- Texto citado:
Não tem mais a Eletrobras, histórico cabidão. A Petrobras talvez não dê nem para o PT. Bancos públicos maiores podem render alguma diretoria, mesmo assim com restrições "técnicas". Restam uma Codevasf, empresa de escoamento orçamentário, por assim dizer, fundações/fundos na Saúde e na Educação (grande risco de roubança aí), alguma diretoria de banco regional, estatais menores, mas meio falidas.

O presidente eleito Luiz Inácio Lula da Silva durante a sessão de encerramento dos trabalhos de transição de governo - Ueslei Marcelino - 13.dez.2022/Reuters

Os ministérios mais vistosos em disputa são Saúde, Infraestrutura, Minas e Energia, Cidades, Integração Regional e Desenvolvimento Social (Bolsa Família).

No governo Dilma 1, a Saúde ficou com o PT, Infraestrutura com o PL, Minas e Energia com o MDB, Cidades com o PP e Integração Regional com o PSB, na verdade com Fernando Bezerra Coelho, ora no MDB e ex-líder de Jair Bolsonaro. O Desenvolvimento Social ficou com o PT.

Na segunda divisão, o Desenvolvimento (MDIC) também ficou com o PT, a Agricultura com o MDB (Kátia Abreu) e a Previdência com o MDB.

Mesmo dando fatias gordas do bolo para a coalizão, Dilma Rousseff sofreu no Congresso, que acabou por cortar sua cabeça. Na primeira leva do gabinete, de resto, havia ministros cheios de rolos, gente que acabou caindo na então chamada "faxina" dilmiana.

No Congresso eleito em 2010, o PT era o maior partido da Câmara (68 deputados). O aliado ou inimigo íntimo MDB tinha 65 e a oposição maior era o PSDB, com 54 (o DEM tinha 21). O resto quase todo era negociável. Em números, a situação de Lula é pior.

O maior partido agora é o PL bolsonarista-negocista duro, com 99 deputados (o PT tem 68). PP, bolsonarista-negocista maleável, mas com muito antipetista, União Brasil, PSD, MDB e Republicanos juntam 231 deputados. É uma mistura adúltera de tudo, mas é aí, com muitas defecções direitistas, que Lula pode buscar um bloco de apoio, por ora instável, para juntar à pequena esquerda parlamentar.

União Brasil, MDB e PP querem meia dúzia de ministérios gordos. Não vai dar para todo mundo.

- Dados coletados:
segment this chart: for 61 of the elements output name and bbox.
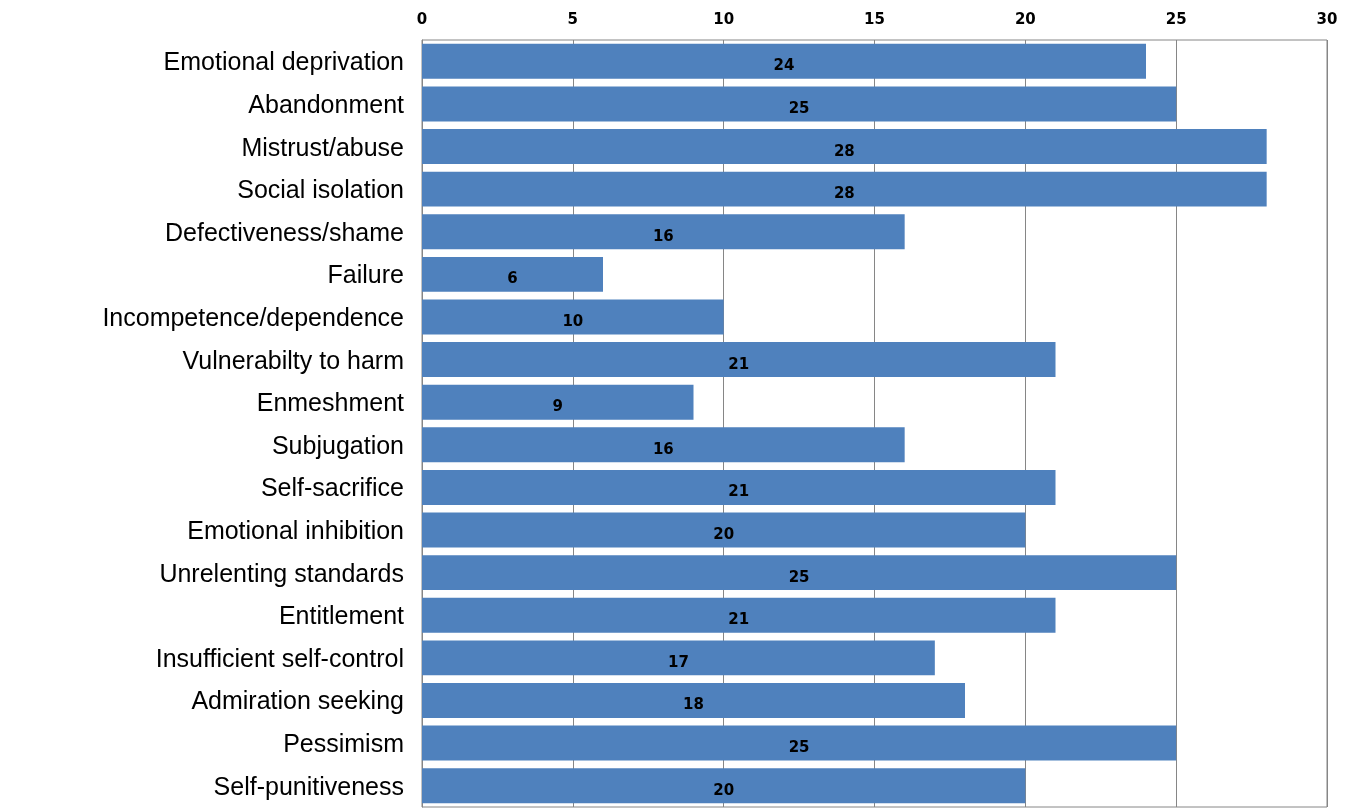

- Problemas e tarefas:
**1.** Liste os ministérios que o texto citado, sobre a partilha de cargos no governo Lula, aponta como os mais vistosos em disputa.
**2.** Dê continuidade ao texto citado, sobre a partilha de cargos no governo Lula, a partir da última frase.

- Resultados do exercício:
**1.** Saúde; Infraestrutura; Minas e Energia; Cidades; Integração Regional; Desenvolvimento Social (Bolsa Família).

**2.**
Se a Saúde ficar com uma nomeação de Lula (Nísia Trindade, da Fiocruz), sobra ainda menos, a não ser que um aliado receba um presentão como a Funasa, o que transformaria o ministério em um pato manco. Além do mais, depois do desastre de Bolsonaro e generais, entregar a Saúde a qualquer um seria um insulto nacional.

Se Lula jogar ao mar Simone Tebet, tirando-lhe o Desenvolvimento Social (que o PT também quer), vai acabar com as ilusões de "frente ampla".

Turismo pode ser um prêmio menor, que deve ir para o PSD. Agricultura deve ficar com o PP. Dá para acomodar MDB, outro PP e um União Brasil em Infraestrutura, Cidades, Minas e Energia e Infraestrutura, mas Lula vai arrumar desafetos no Senado ou na Câmara (cada partido quer um ministro de cada Casa). Disputas regionais dificultam ainda a composição. E o Republicanos, da Universal, leva o quê?

Como Josué Gomes, da Fiesp, recusou o MDIC, sobra uma cadeira menor. Mas Lula vai jogar um estranho no ninho da economia, toda arrebentada e sob desconfiança dos donos do dinheiro?

Lula vai ter de entregar mais ministérios do que Dilma. Tem mais oposição, menos estatais para regatear, a direita é muito forte, não há dinheiro para nada (o que permitiria fazer outros arranjos) e o PT parece estar com escassa inclinação para "união nacional".

Lula tem uma semana para conseguir tirar as meias sem descalçar os sapatos.